● **What to work on**:
Gather every line below where "INDEX" appears.

● **Data for this task**:
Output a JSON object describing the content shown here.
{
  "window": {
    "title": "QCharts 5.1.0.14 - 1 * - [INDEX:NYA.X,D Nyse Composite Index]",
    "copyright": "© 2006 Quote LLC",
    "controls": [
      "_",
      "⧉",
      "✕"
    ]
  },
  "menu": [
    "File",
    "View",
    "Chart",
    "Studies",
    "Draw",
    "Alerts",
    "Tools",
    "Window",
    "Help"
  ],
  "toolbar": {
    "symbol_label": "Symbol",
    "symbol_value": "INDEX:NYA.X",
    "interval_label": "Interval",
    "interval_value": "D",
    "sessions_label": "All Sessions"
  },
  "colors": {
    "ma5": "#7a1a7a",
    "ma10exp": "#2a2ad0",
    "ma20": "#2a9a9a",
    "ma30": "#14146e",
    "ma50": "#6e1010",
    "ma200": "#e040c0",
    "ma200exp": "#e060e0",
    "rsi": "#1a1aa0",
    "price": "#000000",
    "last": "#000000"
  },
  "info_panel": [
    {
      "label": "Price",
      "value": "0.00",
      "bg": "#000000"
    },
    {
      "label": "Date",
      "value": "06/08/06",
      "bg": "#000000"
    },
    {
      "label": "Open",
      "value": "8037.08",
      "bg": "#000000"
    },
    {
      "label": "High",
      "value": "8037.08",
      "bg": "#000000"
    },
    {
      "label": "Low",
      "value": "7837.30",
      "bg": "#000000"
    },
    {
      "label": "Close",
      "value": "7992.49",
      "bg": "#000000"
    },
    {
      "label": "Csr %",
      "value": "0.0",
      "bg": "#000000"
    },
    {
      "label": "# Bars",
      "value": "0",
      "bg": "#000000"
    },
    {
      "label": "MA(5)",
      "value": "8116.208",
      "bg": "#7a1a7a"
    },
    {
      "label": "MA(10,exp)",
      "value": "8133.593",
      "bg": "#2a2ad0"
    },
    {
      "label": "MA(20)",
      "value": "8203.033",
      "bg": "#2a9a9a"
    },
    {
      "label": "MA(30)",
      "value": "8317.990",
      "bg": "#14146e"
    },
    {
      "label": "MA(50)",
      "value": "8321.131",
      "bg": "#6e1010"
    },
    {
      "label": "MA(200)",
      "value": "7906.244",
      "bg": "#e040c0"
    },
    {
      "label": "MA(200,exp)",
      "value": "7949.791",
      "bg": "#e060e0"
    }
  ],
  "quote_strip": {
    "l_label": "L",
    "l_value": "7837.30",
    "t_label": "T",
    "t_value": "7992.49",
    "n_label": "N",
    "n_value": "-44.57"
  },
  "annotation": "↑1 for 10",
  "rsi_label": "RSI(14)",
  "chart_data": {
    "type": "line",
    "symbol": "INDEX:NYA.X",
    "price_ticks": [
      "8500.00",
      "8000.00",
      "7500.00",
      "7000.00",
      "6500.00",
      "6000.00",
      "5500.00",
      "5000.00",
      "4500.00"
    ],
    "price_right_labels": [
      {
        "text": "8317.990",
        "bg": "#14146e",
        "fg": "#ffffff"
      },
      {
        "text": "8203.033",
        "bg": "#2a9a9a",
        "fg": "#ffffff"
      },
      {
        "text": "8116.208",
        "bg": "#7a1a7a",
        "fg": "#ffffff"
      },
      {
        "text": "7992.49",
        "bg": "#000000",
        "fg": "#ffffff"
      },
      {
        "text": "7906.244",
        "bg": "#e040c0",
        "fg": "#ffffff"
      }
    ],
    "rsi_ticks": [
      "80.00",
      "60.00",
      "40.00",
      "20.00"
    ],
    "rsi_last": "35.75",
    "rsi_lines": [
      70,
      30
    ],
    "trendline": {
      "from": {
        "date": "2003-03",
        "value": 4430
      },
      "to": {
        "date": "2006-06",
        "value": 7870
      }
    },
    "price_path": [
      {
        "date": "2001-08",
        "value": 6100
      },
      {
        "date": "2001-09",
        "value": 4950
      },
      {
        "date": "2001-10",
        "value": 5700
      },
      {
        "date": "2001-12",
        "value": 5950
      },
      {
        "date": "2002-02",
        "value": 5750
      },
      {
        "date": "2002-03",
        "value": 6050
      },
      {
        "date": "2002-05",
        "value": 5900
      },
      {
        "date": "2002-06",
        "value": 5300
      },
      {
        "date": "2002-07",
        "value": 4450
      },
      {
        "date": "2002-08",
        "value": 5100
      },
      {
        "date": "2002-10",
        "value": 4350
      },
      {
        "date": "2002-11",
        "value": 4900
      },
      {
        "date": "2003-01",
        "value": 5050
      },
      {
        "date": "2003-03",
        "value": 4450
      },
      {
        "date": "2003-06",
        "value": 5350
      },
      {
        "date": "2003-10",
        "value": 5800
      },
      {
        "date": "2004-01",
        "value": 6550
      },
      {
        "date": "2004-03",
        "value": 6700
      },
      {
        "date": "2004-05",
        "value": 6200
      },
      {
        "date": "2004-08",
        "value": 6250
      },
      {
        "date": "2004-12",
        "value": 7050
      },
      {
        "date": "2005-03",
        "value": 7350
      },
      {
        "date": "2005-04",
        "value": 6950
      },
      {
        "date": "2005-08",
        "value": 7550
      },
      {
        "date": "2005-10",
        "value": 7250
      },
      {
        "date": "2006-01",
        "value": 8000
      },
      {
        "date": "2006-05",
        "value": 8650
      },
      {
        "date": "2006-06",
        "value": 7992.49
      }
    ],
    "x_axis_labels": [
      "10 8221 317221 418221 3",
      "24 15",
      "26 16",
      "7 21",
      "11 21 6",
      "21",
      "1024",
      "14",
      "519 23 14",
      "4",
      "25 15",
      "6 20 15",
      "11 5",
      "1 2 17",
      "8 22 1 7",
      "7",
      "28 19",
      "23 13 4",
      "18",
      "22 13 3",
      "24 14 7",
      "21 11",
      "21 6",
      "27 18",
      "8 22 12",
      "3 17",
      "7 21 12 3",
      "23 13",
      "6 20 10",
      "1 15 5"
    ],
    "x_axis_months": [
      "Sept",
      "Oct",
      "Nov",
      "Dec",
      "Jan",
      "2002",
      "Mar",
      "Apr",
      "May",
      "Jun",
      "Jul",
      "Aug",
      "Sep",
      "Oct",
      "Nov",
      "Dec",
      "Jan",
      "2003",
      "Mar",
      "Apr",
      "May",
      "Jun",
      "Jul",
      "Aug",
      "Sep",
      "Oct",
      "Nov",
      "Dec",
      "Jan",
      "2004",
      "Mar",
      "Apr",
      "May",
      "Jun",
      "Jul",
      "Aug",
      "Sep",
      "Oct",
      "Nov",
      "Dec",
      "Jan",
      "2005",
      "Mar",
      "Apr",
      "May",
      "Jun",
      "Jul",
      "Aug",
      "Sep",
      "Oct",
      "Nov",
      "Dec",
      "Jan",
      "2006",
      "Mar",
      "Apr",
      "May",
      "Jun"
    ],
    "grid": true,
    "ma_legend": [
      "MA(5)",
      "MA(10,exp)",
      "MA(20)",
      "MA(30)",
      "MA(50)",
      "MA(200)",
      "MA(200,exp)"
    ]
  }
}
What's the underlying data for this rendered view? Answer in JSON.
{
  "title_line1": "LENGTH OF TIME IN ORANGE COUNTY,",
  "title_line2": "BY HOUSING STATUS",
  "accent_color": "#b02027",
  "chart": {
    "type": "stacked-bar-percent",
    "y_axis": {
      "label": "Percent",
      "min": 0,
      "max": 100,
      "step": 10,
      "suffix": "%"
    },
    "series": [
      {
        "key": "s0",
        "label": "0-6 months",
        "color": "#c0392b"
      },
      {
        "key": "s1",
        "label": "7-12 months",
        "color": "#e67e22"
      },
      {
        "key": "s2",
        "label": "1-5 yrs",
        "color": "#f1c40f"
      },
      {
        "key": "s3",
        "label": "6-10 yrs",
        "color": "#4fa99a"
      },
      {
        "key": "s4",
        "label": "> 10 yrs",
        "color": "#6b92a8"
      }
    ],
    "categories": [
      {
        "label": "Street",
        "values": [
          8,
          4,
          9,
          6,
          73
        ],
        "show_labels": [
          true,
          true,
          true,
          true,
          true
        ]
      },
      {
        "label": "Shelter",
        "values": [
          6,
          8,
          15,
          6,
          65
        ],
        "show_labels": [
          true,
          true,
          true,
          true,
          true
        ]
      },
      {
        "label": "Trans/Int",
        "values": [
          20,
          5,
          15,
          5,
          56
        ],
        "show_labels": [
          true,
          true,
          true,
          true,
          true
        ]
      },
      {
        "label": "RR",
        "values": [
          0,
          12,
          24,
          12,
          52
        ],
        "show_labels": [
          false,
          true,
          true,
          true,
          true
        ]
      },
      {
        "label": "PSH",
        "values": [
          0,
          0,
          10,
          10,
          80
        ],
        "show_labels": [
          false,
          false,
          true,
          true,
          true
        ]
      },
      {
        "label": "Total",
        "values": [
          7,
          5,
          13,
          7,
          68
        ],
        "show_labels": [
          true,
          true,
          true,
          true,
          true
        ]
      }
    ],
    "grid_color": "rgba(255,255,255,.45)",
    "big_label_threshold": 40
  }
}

● **Solution to this problem**:
    "title": "QCharts 5.1.0.14 - 1 * - [INDEX:NYA.X,D Nyse Composite Index]",
    "symbol_value": "INDEX:NYA.X",
    "symbol": "INDEX:NYA.X",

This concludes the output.